Begin MATERIAL TO PROCESS
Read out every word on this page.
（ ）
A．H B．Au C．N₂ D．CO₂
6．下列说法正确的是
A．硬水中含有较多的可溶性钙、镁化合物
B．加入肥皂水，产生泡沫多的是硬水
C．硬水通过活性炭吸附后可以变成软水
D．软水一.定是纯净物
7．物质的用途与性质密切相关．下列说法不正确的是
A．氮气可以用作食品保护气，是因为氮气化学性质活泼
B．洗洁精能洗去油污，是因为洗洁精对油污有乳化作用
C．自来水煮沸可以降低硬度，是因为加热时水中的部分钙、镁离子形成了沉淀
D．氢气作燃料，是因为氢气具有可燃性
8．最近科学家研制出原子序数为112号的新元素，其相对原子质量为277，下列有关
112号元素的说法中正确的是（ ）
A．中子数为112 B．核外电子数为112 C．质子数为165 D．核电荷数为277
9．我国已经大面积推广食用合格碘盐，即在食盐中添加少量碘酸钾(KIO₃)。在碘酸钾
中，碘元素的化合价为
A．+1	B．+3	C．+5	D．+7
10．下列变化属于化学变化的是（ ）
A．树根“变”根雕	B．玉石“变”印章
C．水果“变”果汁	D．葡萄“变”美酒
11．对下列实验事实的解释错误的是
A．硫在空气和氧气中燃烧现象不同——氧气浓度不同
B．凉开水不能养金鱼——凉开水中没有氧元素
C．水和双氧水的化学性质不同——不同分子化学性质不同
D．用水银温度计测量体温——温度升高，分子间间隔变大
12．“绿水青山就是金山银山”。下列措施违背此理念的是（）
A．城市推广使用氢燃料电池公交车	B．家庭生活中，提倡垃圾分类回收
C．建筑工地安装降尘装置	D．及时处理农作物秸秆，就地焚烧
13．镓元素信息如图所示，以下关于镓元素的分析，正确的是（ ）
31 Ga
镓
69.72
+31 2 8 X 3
End MATERIAL TO PROCESS
WHAT IS NEEDED = Give the listing again, word for word.

COMPLETED EXERCISE =
Read out every word on this page.
（ ）
A．H B．Au C．N₂ D．CO₂
6．下列说法正确的是
A．硬水中含有较多的可溶性钙、镁化合物
B．加入肥皂水，产生泡沫多的是硬水
C．硬水通过活性炭吸附后可以变成软水
D．软水一.定是纯净物
7．物质的用途与性质密切相关．下列说法不正确的是
A．氮气可以用作食品保护气，是因为氮气化学性质活泼
B．洗洁精能洗去油污，是因为洗洁精对油污有乳化作用
C．自来水煮沸可以降低硬度，是因为加热时水中的部分钙、镁离子形成了沉淀
D．氢气作燃料，是因为氢气具有可燃性
8．最近科学家研制出原子序数为112号的新元素，其相对原子质量为277，下列有关
112号元素的说法中正确的是（ ）
A．中子数为112 B．核外电子数为112 C．质子数为165 D．核电荷数为277
9．我国已经大面积推广食用合格碘盐，即在食盐中添加少量碘酸钾(KIO₃)。在碘酸钾
中，碘元素的化合价为
A．+1	B．+3	C．+5	D．+7
10．下列变化属于化学变化的是（ ）
A．树根“变”根雕	B．玉石“变”印章
C．水果“变”果汁	D．葡萄“变”美酒
11．对下列实验事实的解释错误的是
A．硫在空气和氧气中燃烧现象不同——氧气浓度不同
B．凉开水不能养金鱼——凉开水中没有氧元素
C．水和双氧水的化学性质不同——不同分子化学性质不同
D．用水银温度计测量体温——温度升高，分子间间隔变大
12．“绿水青山就是金山银山”。下列措施违背此理念的是（）
A．城市推广使用氢燃料电池公交车	B．家庭生活中，提倡垃圾分类回收
C．建筑工地安装降尘装置	D．及时处理农作物秸秆，就地焚烧
13．镓元素信息如图所示，以下关于镓元素的分析，正确的是（ ）
31 Ga
镓
69.72
+31 2 8 X 3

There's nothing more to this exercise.